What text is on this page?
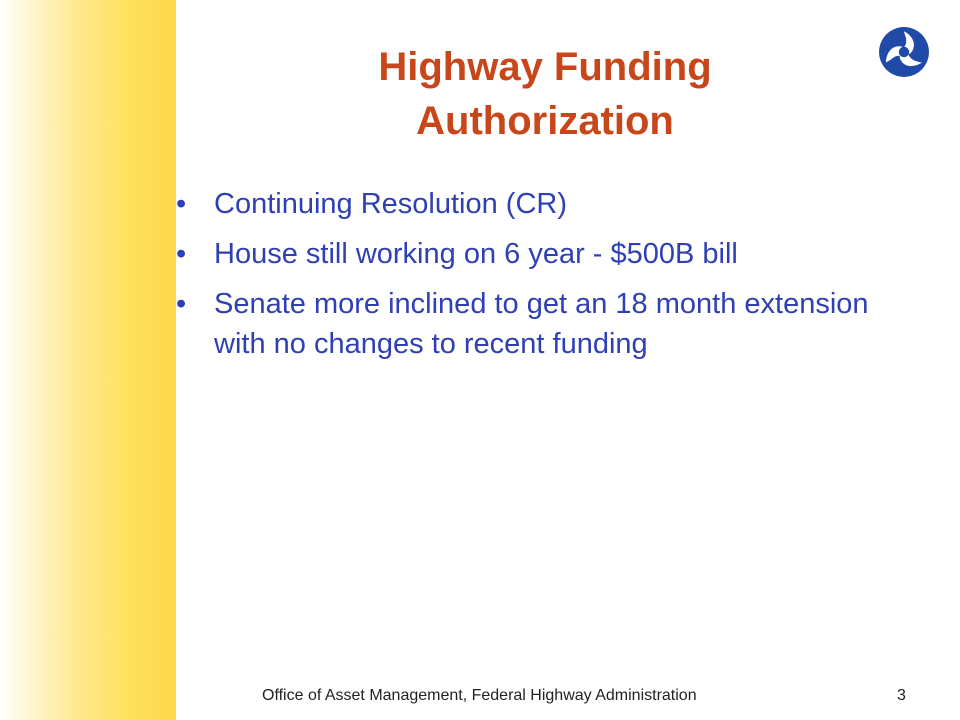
Highway Funding
Authorization
• Continuing Resolution (CR)
• House still working on 6 year - $500B bill
• Senate more inclined to get an 18 month extension with no changes to recent funding
Office of Asset Management, Federal Highway Administration	3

++++++++++

- Aim:
Repeat the records in full, exactly as they appear, without the pictures.

- Response:
What text is on this page?
Highway Funding
Authorization
• Continuing Resolution (CR)
• House still working on 6 year - $500B bill
• Senate more inclined to get an 18 month extension with no changes to recent funding
Office of Asset Management, Federal Highway Administration	3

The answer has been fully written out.